▶ Requirements
1. In the essay on the film Singles, what year was Cameron Crowe's film released?
2. Write out everything in the essay on the film Singles from "When the twenty-fifth" down to "looks pretty good.".

▶ Selection
Singles: The film of the Gen Xperience

Michael Mazenko
10 min readAug 20, 2019

As Generation X meanders its way through middle age, occasionally pondering with a distinct sardonic glance who they are and how they got here in a Talking Heads-esque “Letting the Days Go By” montage, they need look no further than the box office poster for Cameron Crowe’s 1992 low-budget cult film Singles. In that image of the twentysomethings profiled in the movie resides the spirit of a generation of young people making the most of an uncertain time by focusing on their pursuit of lifestyle over career and depending on the “neighbors” who subbed in as family. Cliff and Janet on the park bench as Steve and Linda stroll pass enmeshed in a kiss, the image evokes a sense of socialness and community — they are friends and neighbors, bonded by their proximity and hopeful about the decades of adulthood out in front of them. The poster and film offer hope, promise, and above all, authenticity.

When the twenty-fifth anniversary of the film basically coincided with the passing of Soundgarden’s Chris Cornell, watching the film again brought a hard dose of nostalgia against a reality check of middle age. It was the untimely and emotionally heavy death of Chris Cornell, just a month shy of the quarter century mark for the soundtrack’s release, that led me back to the first and only film that spoke to us with generational authenticity. And, when I’m feeling that generational tug and that middle age nostalgia, I look back to the gang from Seattle to remind me how it once was, and why today looks pretty good.

▶ Data lines
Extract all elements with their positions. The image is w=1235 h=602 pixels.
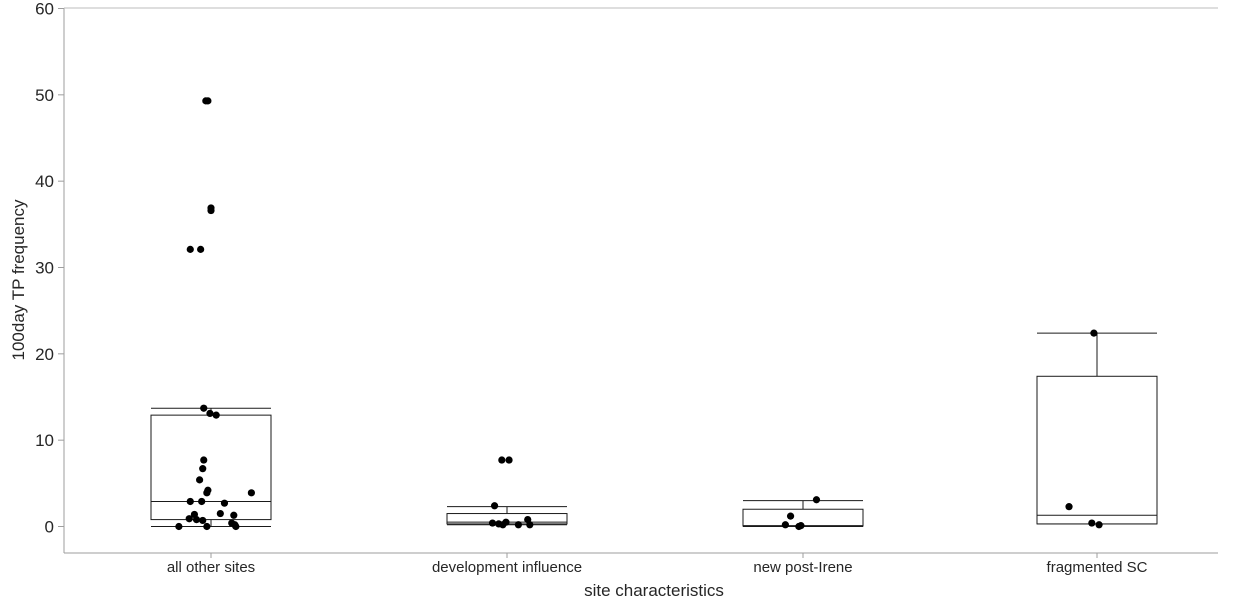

▶ In response
1. 1992

2.
When the twenty-fifth anniversary of the film basically coincided with the passing of Soundgarden’s Chris Cornell, watching the film again brought a hard dose of nostalgia against a reality check of middle age. It was the untimely and emotionally heavy death of Chris Cornell, just a month shy of the quarter century mark for the soundtrack’s release, that led me back to the first and only film that spoke to us with generational authenticity. And, when I’m feeling that generational tug and that middle age nostalgia, I look back to the gang from Seattle to remind me how it once was, and why today looks pretty good.